### Material provided:
◆ ◆ ◆

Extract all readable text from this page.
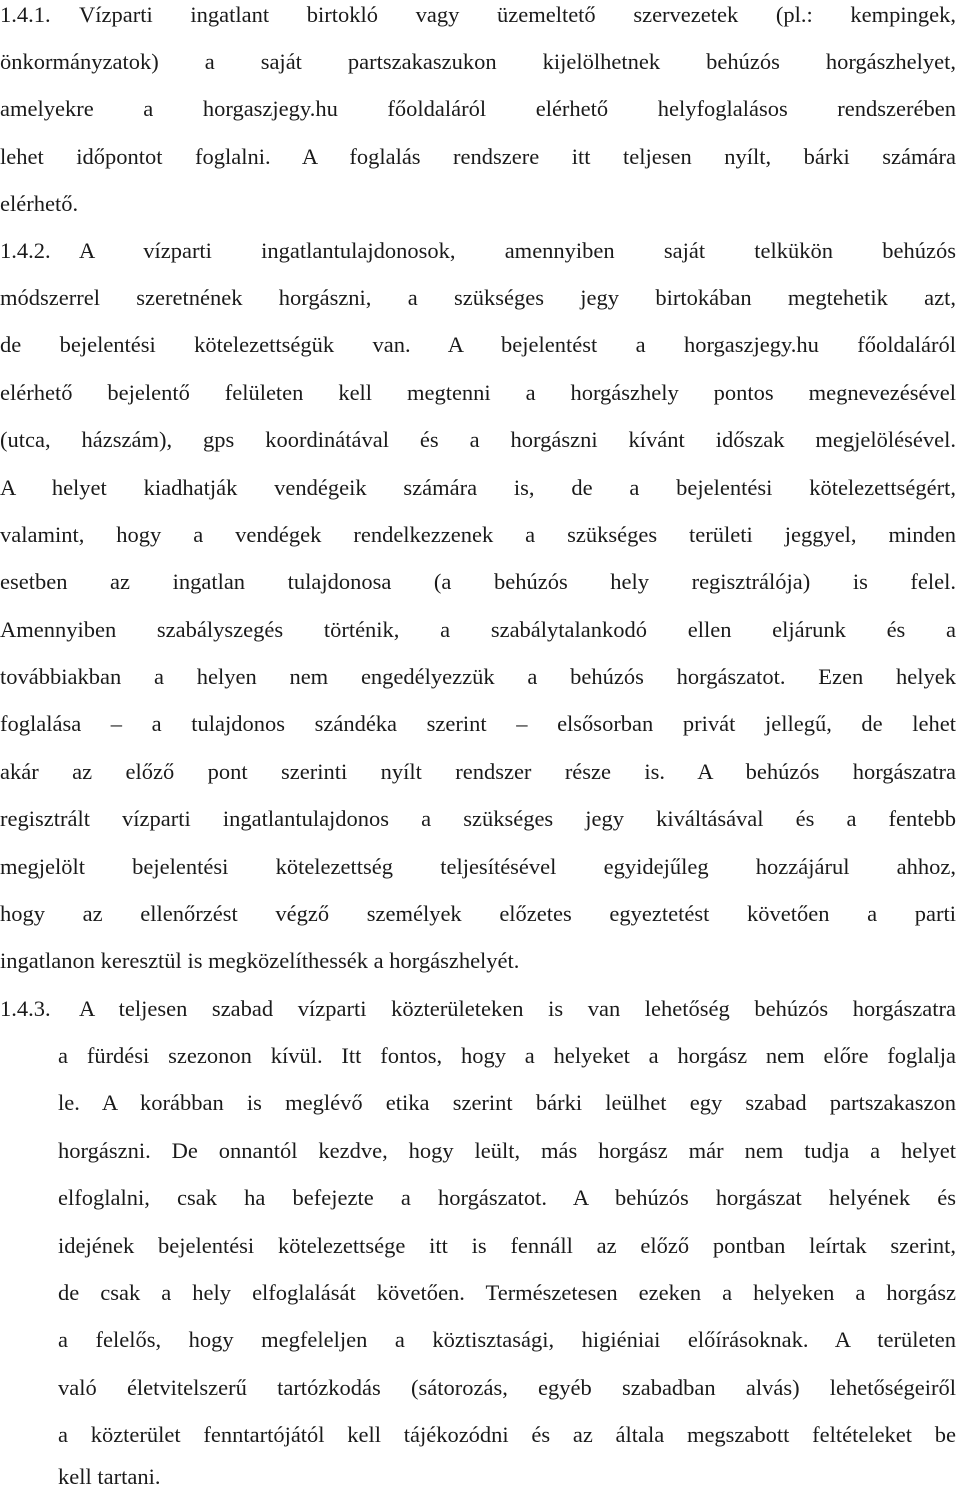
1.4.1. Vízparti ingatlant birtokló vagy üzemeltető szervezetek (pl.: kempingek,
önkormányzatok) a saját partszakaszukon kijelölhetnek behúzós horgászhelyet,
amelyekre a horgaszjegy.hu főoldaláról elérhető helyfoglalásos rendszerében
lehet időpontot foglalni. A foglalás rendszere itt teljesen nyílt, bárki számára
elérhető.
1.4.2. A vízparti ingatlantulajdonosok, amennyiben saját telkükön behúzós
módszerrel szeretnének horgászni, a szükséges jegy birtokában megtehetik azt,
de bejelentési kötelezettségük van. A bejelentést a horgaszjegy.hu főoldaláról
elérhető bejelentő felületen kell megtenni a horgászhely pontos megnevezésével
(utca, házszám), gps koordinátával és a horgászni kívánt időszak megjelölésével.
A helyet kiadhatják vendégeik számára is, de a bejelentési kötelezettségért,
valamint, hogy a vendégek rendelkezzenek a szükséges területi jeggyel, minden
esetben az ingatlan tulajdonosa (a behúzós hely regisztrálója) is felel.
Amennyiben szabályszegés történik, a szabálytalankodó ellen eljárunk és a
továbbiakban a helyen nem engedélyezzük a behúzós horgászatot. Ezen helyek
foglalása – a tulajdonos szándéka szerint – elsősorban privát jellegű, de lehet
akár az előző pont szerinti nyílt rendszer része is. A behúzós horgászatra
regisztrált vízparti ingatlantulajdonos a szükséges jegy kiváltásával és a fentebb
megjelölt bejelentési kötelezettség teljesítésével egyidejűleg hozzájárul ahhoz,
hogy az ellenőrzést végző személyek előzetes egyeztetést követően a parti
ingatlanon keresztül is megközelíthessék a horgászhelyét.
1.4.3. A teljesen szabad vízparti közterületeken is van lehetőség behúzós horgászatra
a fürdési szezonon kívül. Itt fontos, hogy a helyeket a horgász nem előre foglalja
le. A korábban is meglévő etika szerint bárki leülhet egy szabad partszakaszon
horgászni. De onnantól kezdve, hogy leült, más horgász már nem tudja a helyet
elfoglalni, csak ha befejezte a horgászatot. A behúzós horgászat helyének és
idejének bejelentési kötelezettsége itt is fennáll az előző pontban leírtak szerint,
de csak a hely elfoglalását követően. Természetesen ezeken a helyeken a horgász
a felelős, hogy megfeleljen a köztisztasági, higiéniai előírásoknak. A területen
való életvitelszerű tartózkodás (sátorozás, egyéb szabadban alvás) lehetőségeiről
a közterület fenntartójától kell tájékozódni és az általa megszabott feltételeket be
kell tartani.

◆ ◆ ◆

### To be done:
From the material above, gather all lines that include the string "horgászatra" and copy them.

### Exercise response:
akár az előző pont szerinti nyílt rendszer része is. A behúzós horgászatra
1.4.3. A teljesen szabad vízparti közterületeken is van lehetőség behúzós horgászatra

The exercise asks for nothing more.